> Data in this exercise:

/---

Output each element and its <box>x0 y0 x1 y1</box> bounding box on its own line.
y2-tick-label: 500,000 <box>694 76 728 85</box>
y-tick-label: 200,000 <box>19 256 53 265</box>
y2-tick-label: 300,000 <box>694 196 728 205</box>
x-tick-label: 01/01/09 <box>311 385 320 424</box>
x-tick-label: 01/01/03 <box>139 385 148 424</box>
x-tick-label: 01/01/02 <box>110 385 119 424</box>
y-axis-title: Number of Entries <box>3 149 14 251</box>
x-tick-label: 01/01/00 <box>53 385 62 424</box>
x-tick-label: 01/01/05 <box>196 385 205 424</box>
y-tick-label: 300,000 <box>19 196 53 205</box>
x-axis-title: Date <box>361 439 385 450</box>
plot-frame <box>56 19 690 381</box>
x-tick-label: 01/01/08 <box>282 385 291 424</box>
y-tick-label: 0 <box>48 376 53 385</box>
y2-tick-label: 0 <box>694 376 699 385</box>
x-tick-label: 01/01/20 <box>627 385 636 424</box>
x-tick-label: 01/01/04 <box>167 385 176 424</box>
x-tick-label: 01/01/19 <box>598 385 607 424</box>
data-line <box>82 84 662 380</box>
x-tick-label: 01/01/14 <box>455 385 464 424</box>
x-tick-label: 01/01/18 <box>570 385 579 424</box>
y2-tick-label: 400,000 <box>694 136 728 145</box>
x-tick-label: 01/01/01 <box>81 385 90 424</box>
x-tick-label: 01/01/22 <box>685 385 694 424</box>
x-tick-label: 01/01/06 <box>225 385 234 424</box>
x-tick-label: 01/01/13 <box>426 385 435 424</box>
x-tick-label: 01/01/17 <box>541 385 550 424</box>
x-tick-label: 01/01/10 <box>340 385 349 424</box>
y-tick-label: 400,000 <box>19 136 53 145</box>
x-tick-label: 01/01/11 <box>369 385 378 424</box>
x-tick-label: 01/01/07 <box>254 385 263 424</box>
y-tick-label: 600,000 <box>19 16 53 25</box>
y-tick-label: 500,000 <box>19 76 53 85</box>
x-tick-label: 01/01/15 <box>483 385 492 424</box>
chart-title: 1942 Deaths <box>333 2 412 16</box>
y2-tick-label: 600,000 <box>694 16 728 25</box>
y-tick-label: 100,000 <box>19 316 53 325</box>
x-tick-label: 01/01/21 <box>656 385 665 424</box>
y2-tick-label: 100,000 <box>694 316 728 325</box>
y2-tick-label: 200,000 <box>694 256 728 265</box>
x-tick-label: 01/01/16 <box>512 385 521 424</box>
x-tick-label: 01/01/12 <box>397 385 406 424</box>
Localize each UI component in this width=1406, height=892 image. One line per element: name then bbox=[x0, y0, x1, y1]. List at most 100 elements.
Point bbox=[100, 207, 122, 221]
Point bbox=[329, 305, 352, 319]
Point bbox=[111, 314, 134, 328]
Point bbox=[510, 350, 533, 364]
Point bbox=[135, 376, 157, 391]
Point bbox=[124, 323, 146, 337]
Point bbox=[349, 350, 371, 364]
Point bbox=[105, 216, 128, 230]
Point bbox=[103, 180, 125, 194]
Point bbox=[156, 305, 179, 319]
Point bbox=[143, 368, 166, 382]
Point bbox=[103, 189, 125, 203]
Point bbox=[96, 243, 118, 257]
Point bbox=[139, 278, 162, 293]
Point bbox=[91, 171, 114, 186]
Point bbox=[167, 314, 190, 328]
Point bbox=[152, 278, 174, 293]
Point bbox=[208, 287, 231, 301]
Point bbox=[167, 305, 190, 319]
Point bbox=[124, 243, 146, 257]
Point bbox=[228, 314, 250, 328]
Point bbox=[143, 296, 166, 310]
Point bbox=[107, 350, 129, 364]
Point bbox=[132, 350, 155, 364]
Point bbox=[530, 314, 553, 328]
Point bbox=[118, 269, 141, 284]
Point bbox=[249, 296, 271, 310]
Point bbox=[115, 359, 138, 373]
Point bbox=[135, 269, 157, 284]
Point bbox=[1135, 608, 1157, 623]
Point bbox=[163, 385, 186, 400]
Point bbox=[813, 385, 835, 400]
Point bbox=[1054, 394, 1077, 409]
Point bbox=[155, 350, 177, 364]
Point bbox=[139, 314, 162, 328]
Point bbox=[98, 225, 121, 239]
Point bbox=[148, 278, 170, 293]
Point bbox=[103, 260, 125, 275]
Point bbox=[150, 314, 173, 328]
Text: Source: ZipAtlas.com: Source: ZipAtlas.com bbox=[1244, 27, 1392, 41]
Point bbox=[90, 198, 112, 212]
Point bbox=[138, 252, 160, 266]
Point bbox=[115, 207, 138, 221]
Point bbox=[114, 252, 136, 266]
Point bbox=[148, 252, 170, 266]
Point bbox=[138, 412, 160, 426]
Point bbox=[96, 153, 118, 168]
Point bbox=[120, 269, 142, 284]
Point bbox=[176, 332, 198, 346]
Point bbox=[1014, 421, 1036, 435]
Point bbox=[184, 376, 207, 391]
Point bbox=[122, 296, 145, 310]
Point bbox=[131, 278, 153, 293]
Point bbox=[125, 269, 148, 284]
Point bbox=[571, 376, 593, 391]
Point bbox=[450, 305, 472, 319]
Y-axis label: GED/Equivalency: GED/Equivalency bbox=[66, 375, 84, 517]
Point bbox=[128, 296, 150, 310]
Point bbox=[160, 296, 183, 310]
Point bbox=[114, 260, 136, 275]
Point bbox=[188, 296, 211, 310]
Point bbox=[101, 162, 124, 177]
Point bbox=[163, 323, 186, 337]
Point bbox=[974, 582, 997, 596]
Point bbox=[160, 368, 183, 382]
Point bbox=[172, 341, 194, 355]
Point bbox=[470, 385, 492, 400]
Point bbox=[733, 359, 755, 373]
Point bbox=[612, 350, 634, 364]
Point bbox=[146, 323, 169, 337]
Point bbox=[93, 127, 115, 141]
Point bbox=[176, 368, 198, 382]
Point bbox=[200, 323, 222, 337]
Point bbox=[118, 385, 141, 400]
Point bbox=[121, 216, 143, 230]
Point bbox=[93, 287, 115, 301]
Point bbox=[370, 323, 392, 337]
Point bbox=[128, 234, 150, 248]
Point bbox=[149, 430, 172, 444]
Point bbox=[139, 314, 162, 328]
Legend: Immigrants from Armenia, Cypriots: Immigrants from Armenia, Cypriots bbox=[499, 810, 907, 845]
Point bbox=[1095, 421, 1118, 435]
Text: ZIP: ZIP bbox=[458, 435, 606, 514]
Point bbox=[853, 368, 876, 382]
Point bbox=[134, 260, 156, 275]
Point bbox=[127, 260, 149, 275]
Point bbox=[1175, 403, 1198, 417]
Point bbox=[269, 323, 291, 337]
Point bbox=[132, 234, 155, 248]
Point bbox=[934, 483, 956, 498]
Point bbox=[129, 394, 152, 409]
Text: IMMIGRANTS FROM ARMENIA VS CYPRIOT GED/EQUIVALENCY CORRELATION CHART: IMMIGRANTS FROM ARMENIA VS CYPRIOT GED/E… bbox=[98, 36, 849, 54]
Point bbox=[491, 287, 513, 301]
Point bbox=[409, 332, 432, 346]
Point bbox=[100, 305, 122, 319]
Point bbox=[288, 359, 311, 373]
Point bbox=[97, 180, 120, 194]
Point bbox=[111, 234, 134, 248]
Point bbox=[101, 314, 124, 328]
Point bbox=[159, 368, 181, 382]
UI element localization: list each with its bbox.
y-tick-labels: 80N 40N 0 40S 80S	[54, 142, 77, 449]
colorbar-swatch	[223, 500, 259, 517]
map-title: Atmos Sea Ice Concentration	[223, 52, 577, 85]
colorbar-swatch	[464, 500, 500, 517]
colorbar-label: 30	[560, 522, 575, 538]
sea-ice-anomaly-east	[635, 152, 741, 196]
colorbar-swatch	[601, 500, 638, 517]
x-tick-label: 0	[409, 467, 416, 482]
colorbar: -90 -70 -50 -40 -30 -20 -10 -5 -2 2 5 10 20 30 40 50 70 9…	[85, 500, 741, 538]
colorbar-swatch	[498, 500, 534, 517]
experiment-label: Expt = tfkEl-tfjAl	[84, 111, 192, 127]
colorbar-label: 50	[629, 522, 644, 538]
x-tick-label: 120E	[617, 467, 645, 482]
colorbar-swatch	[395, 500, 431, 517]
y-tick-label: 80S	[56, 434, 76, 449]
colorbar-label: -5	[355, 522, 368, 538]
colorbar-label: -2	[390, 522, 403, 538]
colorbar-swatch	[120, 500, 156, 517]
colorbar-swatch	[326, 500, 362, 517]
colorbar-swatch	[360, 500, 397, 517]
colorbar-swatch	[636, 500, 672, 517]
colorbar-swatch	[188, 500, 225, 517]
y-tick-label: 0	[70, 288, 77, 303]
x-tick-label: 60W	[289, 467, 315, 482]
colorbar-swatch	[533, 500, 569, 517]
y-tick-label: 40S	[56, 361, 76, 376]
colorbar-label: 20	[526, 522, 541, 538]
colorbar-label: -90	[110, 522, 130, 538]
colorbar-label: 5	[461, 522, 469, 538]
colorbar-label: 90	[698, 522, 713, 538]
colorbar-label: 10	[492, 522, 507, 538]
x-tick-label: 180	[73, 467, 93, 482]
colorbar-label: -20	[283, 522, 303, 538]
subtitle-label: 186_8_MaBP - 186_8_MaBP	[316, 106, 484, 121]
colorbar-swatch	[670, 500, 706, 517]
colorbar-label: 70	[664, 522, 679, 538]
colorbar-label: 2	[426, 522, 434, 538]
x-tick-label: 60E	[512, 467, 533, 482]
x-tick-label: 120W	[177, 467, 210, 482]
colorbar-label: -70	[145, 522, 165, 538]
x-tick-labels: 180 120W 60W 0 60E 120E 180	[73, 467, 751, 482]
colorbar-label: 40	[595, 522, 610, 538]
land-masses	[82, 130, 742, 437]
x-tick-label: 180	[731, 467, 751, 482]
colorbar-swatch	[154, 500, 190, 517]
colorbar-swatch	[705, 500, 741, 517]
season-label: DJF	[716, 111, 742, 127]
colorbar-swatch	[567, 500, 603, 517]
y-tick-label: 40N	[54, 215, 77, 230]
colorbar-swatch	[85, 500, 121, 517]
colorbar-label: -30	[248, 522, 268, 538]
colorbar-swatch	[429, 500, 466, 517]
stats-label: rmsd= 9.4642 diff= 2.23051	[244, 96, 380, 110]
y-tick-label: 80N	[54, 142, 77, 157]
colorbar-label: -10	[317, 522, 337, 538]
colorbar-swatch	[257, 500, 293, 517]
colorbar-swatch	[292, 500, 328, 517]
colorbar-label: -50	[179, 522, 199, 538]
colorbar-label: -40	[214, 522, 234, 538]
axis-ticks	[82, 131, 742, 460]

\---

Please copy the listing word for word, starting with its first line and going on through the line that contains "x-tick-label: 01/01/14 <box>455", including that line.

> Solution to this exercise:
Output each element and its <box>x0 y0 x1 y1</box> bounding box on its own line.
y2-tick-label: 500,000 <box>694 76 728 85</box>
y-tick-label: 200,000 <box>19 256 53 265</box>
y2-tick-label: 300,000 <box>694 196 728 205</box>
x-tick-label: 01/01/09 <box>311 385 320 424</box>
x-tick-label: 01/01/03 <box>139 385 148 424</box>
x-tick-label: 01/01/02 <box>110 385 119 424</box>
y-axis-title: Number of Entries <box>3 149 14 251</box>
x-tick-label: 01/01/00 <box>53 385 62 424</box>
x-tick-label: 01/01/05 <box>196 385 205 424</box>
y-tick-label: 300,000 <box>19 196 53 205</box>
x-axis-title: Date <box>361 439 385 450</box>
plot-frame <box>56 19 690 381</box>
x-tick-label: 01/01/08 <box>282 385 291 424</box>
y-tick-label: 0 <box>48 376 53 385</box>
y2-tick-label: 0 <box>694 376 699 385</box>
x-tick-label: 01/01/20 <box>627 385 636 424</box>
x-tick-label: 01/01/04 <box>167 385 176 424</box>
x-tick-label: 01/01/19 <box>598 385 607 424</box>
data-line <box>82 84 662 380</box>
x-tick-label: 01/01/14 <box>455 385 464 424</box>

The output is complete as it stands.